Saga Origins is committed to offering a full-service and collaborative approach to bring games to a global mass market. Whereas developers would traditionally secure grants only to build and launch their games, Saga Origins offers added beneficial support, including partnerships with influencers to generate awareness, sponsored user acquisition campaigns, community building, and promotional support. Through its on-going Play-to-Airdrop campaigns, Saga, game studios and guilds, all team up to organize tournaments where players are rewarded with highly sought after $SAGA tokens for their participation. Most recently in January, Saga completed its revolutionary The Three Kingdoms airdrop campaign with participating partners Avalanche, Polygon and Solana.”

“We’re the only chain to do a publishing house”

I appreciate your insights and the emphasis on the multifaceted nature of success in gaming. However, my recent discussions with developers at different stages of implementation on Arbitrum paint a contrasting picture. These conversations revealed teams genuinely struggling to make ends meet, lacking not only the substantial resources necessary for extensive exploration and development but also, in some cases, the gaming expertise or third-party guidance that can pivot their projects toward success.

This is precisely where the value of the GCP, alongside the Council and the Catalyst Venture Team, becomes evident. They offer not just the financial support but also the much-needed guidance and expertise to navigate the complex landscape of game development on Arbitrum. It’s this combination of resources, expertise, and altruistic guidance that I believe can significantly impact, supporting developers to focus on their passion: creating engaging and fun experiences on Arbitrum.

> [Material provided]
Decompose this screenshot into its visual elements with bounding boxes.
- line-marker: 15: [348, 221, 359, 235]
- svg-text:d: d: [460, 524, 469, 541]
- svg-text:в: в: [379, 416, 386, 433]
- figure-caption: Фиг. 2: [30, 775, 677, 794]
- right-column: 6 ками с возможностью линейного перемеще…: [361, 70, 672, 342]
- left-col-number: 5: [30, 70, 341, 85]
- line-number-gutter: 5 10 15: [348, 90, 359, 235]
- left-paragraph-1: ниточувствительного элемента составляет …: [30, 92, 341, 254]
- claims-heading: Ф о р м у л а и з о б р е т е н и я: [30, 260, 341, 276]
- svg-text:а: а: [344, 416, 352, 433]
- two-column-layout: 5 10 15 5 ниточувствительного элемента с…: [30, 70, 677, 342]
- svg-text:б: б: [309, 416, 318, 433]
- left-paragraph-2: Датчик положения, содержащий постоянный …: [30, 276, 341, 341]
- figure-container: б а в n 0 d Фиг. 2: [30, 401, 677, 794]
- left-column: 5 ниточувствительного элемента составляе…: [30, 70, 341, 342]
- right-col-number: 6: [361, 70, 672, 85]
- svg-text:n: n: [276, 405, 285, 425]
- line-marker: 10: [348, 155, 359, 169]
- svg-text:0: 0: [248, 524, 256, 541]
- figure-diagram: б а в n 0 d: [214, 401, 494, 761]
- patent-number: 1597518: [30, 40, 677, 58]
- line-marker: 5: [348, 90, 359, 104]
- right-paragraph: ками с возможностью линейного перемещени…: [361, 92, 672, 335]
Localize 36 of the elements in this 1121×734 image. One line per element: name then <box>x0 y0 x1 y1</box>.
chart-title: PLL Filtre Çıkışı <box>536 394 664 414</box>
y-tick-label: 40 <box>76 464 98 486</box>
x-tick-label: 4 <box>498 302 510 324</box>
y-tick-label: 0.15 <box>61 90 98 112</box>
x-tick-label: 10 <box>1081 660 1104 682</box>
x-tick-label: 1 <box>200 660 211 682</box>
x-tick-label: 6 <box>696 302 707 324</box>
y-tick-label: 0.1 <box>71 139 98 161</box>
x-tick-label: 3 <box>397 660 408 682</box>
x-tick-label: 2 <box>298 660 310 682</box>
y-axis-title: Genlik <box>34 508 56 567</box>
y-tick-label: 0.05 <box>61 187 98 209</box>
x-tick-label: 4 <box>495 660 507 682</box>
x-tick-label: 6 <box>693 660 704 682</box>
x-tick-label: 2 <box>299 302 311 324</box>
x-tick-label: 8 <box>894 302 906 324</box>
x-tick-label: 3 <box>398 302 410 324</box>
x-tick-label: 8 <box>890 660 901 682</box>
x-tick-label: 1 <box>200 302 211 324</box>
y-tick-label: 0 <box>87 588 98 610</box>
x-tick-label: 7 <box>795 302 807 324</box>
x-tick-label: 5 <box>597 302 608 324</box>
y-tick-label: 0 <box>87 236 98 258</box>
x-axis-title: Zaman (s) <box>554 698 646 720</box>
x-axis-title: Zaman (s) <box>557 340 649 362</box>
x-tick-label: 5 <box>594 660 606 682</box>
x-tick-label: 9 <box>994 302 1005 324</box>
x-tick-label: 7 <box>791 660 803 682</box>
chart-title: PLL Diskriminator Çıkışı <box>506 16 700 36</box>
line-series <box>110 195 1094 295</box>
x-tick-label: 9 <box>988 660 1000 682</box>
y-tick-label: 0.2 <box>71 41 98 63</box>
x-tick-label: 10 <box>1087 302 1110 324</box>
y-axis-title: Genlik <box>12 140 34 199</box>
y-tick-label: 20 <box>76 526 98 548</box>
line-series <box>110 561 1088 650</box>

> [Aim of the task] Reproduce the passage on game development support, beginning at the words "This is precisely" and stopping after "experiences on Arbitrum.". Switch each "Arbitrum" to "the chain". None of the material is required for what is asked here.

> [Task response]
This is precisely where the value of the GCP, alongside the Council and the Catalyst Venture Team, becomes evident. They offer not just the financial support but also the much-needed guidance and expertise to navigate the complex landscape of game development on the chain. It’s this combination of resources, expertise, and altruistic guidance that I believe can significantly impact, supporting developers to focus on their passion: creating engaging and fun experiences on the chain.